**WHAT IS ASKED:**
Extract each line where the string "Manager" shows up.

____ GIVEN RECORDS

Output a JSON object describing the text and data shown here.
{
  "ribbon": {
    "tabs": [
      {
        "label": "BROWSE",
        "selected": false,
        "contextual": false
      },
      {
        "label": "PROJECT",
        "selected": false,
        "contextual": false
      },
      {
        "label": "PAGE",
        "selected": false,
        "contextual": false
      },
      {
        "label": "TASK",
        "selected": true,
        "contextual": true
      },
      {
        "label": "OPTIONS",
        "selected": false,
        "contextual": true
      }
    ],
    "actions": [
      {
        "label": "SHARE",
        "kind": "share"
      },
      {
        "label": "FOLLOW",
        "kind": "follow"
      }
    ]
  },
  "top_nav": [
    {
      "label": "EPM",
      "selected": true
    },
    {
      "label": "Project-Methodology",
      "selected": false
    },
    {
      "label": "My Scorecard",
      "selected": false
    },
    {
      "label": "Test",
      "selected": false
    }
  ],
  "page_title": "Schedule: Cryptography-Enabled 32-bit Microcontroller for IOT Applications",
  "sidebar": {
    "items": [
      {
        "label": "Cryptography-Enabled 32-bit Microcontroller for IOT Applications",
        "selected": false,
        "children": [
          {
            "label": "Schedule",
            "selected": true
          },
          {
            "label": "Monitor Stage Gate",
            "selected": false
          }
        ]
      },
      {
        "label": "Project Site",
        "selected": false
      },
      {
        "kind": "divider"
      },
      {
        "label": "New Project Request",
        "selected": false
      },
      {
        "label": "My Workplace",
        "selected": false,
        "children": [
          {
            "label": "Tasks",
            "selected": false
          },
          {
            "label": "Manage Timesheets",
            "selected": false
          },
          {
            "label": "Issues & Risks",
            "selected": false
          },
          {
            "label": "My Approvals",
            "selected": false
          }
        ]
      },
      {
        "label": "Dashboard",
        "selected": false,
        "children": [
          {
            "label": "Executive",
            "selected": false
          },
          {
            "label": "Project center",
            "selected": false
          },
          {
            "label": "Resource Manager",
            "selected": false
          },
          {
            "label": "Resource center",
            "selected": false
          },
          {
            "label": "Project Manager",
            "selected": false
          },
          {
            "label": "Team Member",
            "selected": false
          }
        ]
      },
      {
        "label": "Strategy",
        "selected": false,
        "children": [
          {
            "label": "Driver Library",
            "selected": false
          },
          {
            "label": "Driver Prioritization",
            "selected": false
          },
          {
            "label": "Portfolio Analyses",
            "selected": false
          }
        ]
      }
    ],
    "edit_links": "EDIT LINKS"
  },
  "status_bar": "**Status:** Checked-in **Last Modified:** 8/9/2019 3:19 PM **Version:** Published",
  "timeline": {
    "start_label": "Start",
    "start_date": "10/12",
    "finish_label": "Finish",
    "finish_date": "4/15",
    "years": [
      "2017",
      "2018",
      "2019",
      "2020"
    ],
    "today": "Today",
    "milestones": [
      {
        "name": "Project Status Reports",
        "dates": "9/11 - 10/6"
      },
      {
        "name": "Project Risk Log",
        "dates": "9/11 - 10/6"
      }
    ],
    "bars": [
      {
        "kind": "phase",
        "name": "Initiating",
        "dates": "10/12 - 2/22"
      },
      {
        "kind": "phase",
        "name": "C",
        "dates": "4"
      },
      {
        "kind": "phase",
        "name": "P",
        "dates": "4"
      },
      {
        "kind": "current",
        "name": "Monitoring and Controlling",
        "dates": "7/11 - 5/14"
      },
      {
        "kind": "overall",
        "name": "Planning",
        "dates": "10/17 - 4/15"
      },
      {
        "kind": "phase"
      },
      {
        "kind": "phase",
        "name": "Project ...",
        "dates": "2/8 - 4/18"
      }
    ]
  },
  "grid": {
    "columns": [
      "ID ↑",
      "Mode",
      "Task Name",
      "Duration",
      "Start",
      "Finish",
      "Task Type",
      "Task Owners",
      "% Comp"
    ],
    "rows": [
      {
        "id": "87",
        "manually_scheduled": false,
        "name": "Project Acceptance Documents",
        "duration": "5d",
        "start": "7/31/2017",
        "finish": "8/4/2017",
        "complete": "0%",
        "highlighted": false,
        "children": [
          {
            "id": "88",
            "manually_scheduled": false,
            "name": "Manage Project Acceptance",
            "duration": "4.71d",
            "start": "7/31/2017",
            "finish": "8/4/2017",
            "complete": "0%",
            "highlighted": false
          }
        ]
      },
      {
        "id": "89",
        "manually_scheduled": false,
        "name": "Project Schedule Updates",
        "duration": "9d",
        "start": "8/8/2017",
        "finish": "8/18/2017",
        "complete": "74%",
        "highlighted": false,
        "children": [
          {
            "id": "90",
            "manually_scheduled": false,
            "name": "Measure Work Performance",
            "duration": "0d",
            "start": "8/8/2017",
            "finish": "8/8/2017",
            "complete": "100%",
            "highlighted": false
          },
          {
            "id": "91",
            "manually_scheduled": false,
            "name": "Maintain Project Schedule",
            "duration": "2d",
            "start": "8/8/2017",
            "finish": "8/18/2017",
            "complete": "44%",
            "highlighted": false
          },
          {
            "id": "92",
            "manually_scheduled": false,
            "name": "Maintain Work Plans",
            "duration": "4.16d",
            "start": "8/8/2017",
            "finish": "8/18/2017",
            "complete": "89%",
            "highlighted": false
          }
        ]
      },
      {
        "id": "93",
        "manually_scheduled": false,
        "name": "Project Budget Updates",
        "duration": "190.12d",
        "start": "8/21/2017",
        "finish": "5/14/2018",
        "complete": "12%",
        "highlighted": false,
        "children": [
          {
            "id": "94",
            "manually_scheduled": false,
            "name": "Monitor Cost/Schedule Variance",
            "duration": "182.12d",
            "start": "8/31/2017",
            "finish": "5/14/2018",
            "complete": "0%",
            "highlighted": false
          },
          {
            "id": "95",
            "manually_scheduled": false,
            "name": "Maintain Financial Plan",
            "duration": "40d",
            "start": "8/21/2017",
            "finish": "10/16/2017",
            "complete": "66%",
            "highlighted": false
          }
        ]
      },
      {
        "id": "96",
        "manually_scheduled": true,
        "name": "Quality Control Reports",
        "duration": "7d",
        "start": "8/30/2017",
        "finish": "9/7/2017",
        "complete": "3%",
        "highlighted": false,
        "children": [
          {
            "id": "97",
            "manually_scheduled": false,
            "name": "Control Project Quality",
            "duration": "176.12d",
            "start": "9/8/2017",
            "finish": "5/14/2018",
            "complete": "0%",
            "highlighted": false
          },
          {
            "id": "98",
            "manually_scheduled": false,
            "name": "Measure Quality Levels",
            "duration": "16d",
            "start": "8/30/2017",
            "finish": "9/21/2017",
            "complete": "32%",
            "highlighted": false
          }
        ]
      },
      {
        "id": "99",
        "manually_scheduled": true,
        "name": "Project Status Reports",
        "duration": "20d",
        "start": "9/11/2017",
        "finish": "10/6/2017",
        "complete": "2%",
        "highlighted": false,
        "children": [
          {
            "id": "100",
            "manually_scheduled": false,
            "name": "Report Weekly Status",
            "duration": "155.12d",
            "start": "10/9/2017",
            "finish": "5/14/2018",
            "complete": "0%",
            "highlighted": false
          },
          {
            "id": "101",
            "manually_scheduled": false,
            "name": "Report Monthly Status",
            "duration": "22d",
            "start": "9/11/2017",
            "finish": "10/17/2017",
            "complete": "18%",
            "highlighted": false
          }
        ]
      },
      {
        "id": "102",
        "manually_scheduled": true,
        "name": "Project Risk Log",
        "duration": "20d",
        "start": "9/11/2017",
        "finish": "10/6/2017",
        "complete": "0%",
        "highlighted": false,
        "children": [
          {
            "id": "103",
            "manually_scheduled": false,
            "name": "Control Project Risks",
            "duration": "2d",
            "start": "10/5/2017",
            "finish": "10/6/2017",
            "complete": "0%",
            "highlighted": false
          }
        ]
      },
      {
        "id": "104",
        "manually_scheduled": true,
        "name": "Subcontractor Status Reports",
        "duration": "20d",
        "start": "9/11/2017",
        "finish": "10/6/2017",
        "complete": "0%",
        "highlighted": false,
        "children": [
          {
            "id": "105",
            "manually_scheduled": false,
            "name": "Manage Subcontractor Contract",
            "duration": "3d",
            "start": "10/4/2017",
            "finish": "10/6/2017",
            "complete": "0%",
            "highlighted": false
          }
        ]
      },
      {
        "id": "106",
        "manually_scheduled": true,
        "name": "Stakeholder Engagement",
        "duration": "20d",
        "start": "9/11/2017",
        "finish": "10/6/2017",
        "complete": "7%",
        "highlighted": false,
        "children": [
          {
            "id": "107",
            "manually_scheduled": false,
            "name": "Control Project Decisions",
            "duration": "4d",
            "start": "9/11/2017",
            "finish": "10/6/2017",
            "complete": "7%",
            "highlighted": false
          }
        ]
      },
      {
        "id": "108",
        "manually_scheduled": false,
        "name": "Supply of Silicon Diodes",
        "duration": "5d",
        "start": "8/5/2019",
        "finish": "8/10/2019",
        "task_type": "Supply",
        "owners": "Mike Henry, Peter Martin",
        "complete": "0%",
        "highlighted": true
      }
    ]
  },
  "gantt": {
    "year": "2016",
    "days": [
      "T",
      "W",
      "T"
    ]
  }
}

________

**COMPLETE ANSWER:**
            "label": "Resource Manager",
            "label": "Project Manager",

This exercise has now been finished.